Saved entries:
* begin *

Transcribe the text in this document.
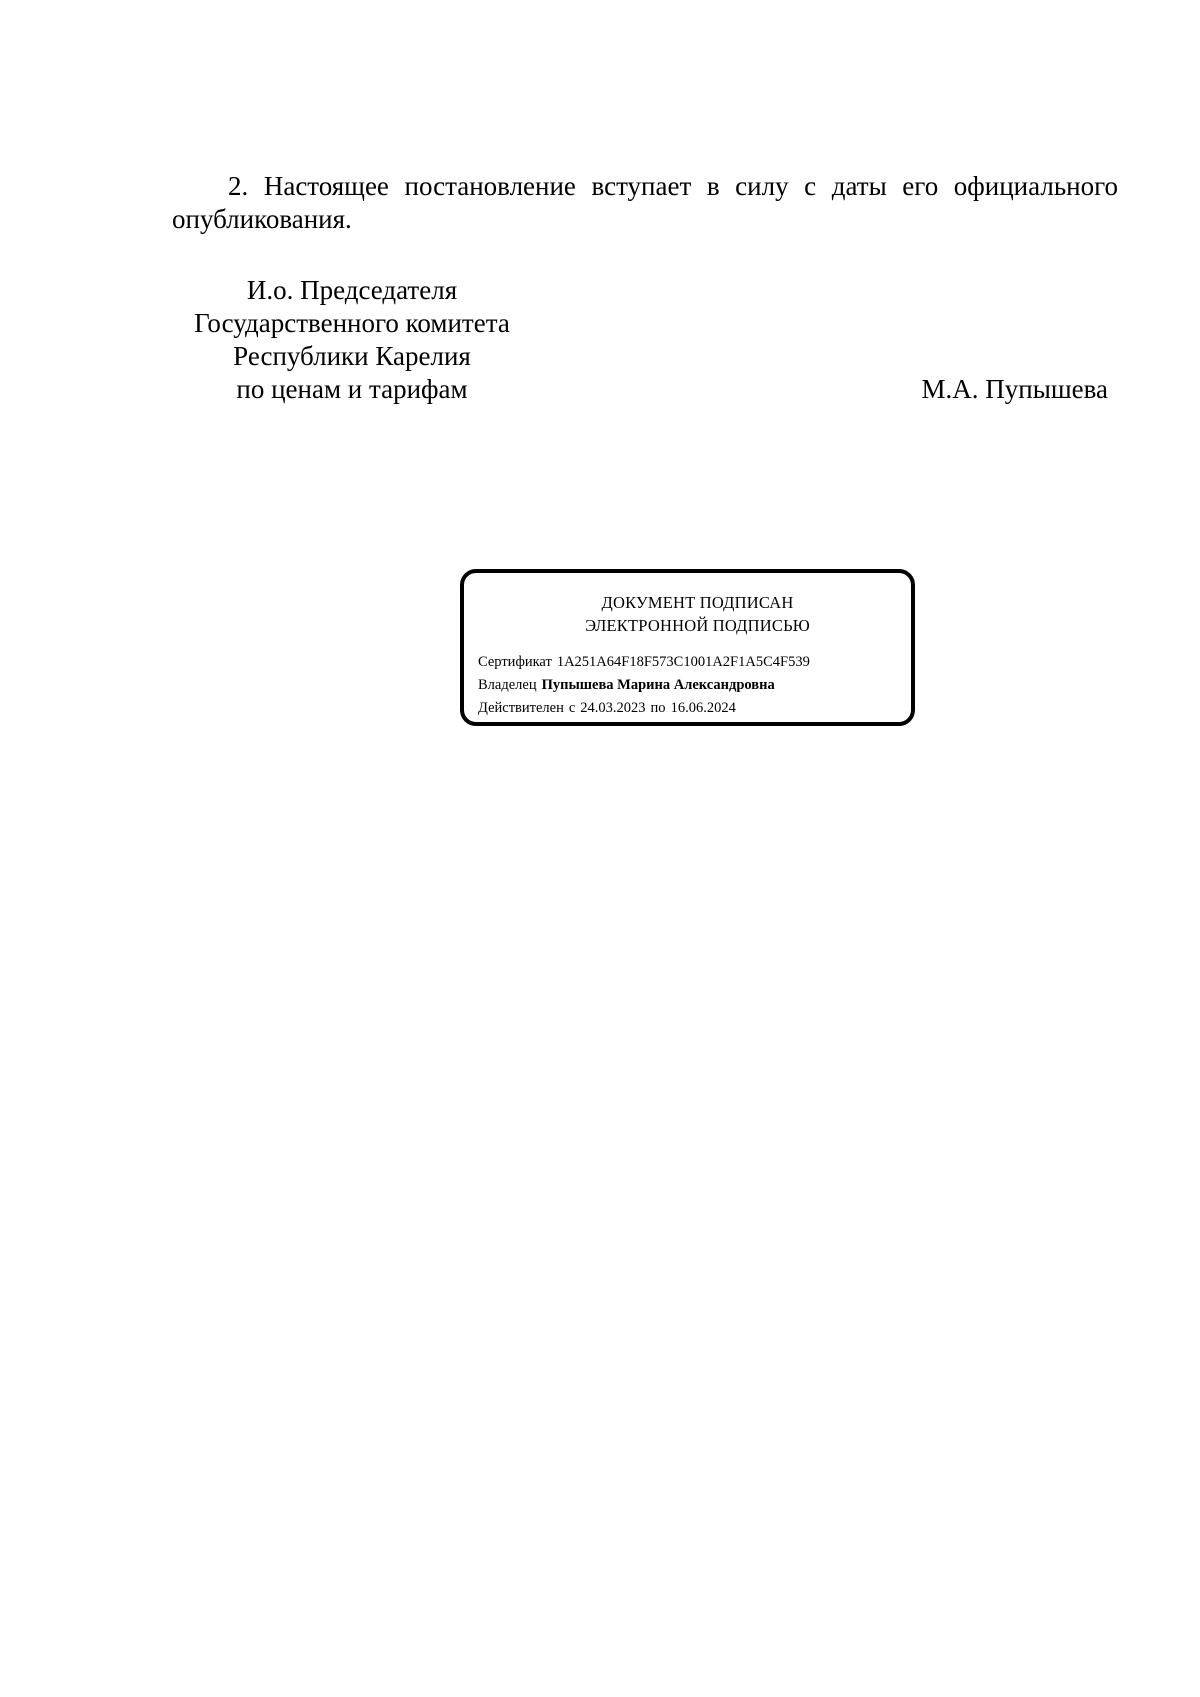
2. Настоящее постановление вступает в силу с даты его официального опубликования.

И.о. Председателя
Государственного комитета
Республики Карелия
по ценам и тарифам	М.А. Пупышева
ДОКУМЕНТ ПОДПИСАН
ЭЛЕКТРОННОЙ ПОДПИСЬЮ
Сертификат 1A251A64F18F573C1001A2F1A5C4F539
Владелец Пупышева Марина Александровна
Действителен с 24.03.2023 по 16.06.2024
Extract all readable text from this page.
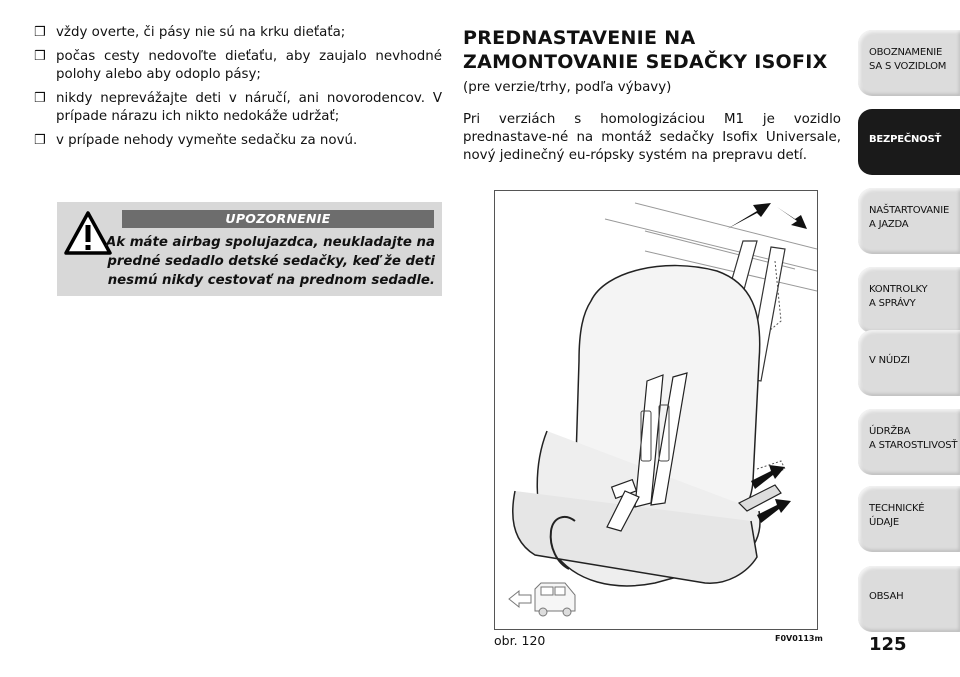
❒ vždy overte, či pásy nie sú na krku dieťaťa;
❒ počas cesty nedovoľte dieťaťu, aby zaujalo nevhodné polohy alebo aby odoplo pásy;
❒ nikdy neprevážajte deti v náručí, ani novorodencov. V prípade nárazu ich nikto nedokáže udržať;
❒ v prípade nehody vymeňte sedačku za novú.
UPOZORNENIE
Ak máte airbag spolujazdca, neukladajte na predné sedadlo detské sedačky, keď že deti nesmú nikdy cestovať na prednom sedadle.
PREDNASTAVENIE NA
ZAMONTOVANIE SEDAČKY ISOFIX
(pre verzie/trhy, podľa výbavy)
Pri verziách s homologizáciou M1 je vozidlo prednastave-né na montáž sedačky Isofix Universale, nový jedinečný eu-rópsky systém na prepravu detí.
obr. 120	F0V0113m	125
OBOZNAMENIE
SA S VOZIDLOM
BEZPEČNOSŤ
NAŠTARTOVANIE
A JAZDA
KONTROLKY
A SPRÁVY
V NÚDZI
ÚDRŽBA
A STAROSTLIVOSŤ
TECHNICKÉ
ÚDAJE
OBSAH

* end *

AIM OF THE EXERCISE:
Copy exactly the lines from the one containing "Extract all readable text from this page." through the final line of the records above, both included, and leave out any pictures.

EXPECTED ANSWER:
Extract all readable text from this page.
❒ vždy overte, či pásy nie sú na krku dieťaťa;
❒ počas cesty nedovoľte dieťaťu, aby zaujalo nevhodné polohy alebo aby odoplo pásy;
❒ nikdy neprevážajte deti v náručí, ani novorodencov. V prípade nárazu ich nikto nedokáže udržať;
❒ v prípade nehody vymeňte sedačku za novú.
UPOZORNENIE
Ak máte airbag spolujazdca, neukladajte na predné sedadlo detské sedačky, keď že deti nesmú nikdy cestovať na prednom sedadle.
PREDNASTAVENIE NA
ZAMONTOVANIE SEDAČKY ISOFIX
(pre verzie/trhy, podľa výbavy)
Pri verziách s homologizáciou M1 je vozidlo prednastave-né na montáž sedačky Isofix Universale, nový jedinečný eu-rópsky systém na prepravu detí.
obr. 120	F0V0113m	125
OBOZNAMENIE
SA S VOZIDLOM
BEZPEČNOSŤ
NAŠTARTOVANIE
A JAZDA
KONTROLKY
A SPRÁVY
V NÚDZI
ÚDRŽBA
A STAROSTLIVOSŤ
TECHNICKÉ
ÚDAJE
OBSAH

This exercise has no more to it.